═════ Records for this task

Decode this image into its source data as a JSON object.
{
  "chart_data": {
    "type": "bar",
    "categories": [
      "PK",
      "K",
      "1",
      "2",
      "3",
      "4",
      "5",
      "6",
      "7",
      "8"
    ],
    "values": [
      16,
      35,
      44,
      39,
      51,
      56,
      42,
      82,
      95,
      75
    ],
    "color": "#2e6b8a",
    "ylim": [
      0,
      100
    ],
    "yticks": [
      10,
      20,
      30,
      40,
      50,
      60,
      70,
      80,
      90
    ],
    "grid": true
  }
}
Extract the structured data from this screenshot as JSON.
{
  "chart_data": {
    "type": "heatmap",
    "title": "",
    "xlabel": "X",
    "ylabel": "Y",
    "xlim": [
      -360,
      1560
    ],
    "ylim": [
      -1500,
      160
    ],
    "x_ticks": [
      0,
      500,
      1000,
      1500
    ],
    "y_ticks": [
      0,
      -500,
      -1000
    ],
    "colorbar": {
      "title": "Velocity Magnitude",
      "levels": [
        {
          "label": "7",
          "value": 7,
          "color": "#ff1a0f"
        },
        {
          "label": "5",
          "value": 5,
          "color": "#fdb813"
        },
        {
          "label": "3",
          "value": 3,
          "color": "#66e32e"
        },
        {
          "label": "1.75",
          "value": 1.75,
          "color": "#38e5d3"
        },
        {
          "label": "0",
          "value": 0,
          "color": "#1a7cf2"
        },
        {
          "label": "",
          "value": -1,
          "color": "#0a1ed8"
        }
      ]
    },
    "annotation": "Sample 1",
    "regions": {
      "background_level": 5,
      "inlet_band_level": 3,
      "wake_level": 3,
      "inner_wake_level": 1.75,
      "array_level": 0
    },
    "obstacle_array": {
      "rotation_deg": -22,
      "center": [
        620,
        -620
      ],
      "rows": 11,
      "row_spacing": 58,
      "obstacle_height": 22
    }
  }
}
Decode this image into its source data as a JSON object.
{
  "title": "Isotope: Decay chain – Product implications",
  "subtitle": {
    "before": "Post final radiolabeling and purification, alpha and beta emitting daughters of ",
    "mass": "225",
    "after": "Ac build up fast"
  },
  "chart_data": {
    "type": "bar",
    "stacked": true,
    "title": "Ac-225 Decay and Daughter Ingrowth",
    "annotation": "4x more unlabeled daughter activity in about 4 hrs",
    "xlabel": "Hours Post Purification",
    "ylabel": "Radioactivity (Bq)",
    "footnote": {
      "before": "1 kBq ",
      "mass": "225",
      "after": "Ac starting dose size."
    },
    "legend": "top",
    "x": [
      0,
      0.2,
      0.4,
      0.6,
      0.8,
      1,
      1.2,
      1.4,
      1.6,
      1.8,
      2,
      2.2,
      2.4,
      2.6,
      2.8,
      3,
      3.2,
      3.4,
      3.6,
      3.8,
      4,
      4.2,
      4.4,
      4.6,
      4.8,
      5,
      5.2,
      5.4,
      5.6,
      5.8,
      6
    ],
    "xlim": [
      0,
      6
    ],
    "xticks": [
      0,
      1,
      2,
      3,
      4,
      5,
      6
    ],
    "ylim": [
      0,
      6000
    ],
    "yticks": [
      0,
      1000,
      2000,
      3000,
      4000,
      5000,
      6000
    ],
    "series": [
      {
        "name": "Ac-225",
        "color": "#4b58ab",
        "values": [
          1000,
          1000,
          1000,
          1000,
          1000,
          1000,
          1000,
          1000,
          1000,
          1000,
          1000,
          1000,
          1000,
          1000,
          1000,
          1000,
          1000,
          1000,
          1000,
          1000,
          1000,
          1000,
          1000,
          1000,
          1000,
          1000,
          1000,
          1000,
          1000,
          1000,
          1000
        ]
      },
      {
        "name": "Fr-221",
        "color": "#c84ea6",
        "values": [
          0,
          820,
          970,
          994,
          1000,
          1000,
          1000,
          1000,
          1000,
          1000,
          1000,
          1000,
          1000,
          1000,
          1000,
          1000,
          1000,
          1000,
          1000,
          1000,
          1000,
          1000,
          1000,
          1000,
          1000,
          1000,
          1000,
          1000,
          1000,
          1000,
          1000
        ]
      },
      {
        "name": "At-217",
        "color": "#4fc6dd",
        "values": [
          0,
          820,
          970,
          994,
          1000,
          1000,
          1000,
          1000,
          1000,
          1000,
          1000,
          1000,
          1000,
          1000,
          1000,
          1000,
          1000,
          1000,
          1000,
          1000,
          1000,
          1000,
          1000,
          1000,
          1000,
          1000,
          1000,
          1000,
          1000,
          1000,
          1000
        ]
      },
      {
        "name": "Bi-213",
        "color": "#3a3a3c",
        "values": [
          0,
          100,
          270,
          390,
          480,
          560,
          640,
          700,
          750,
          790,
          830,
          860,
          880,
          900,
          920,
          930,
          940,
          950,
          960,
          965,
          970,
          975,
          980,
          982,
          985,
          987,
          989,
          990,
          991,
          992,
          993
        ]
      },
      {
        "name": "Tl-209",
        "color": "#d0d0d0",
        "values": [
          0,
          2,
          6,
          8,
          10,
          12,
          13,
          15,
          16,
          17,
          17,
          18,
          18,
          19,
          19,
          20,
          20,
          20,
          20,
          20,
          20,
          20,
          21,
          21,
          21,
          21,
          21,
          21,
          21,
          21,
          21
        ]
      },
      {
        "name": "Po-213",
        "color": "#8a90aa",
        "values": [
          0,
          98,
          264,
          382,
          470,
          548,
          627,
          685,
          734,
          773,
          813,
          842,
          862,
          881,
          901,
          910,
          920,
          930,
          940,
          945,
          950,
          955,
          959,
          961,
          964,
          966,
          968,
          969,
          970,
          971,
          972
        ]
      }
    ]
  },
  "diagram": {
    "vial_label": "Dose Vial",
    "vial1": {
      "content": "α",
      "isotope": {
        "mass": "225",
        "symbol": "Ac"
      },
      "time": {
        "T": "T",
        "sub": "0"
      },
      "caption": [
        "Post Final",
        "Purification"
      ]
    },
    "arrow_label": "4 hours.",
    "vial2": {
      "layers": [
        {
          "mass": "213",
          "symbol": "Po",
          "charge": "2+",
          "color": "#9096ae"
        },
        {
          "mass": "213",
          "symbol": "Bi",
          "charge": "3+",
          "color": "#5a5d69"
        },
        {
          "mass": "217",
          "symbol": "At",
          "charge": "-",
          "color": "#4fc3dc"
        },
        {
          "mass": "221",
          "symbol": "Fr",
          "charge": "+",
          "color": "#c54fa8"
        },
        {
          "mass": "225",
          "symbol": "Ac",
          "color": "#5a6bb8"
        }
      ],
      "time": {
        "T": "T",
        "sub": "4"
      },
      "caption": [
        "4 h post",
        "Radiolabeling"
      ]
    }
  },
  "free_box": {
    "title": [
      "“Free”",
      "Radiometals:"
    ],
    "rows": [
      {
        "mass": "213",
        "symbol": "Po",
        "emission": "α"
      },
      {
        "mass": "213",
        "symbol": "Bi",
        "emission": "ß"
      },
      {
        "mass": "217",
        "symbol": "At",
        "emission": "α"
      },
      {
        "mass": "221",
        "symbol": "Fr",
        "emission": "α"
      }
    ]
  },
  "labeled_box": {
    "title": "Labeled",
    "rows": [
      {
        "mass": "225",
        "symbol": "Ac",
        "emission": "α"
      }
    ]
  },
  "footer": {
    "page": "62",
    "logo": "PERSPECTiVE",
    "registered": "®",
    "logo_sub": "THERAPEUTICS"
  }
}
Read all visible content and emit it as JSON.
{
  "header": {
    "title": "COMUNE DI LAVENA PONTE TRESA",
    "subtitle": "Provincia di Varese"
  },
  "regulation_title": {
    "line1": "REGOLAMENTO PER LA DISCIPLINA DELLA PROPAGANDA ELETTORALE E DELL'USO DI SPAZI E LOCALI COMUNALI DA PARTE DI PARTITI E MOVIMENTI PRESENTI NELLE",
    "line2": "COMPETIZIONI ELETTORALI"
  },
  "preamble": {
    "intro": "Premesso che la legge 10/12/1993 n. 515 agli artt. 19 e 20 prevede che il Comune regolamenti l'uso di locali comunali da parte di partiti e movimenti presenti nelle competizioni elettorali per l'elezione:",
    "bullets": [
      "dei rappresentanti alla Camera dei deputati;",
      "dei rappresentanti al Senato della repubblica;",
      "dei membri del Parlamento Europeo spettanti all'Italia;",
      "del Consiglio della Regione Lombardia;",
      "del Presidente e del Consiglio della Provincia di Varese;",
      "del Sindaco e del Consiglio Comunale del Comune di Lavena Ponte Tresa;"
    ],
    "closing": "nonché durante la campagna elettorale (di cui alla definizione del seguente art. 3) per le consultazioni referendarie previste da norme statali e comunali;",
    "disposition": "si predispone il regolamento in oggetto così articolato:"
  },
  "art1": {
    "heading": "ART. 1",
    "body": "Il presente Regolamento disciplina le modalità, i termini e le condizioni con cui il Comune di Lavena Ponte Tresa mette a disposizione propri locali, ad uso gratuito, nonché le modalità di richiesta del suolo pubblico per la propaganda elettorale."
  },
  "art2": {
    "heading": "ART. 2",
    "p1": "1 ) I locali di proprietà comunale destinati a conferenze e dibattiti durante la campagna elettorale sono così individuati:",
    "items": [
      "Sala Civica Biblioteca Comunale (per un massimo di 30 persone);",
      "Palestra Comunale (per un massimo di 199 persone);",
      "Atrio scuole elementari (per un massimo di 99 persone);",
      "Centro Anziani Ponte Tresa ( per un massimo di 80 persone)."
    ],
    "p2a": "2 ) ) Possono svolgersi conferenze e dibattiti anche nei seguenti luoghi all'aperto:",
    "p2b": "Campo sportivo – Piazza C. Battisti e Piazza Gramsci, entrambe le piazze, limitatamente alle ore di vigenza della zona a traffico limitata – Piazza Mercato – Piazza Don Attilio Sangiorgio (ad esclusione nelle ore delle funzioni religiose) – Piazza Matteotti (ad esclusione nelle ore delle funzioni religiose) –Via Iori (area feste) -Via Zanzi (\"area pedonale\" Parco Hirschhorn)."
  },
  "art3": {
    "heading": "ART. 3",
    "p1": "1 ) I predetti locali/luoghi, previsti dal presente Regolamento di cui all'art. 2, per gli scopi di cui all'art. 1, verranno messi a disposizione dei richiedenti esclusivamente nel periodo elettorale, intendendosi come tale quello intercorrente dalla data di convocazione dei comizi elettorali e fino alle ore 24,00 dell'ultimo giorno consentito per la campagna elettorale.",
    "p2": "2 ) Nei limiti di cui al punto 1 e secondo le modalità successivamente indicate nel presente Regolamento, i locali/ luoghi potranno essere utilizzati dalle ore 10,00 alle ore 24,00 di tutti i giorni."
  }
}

══════════

> _Exercise instructions_
How many of the lines above contain the string "durante"? Give the number only.

> _Complete response_
2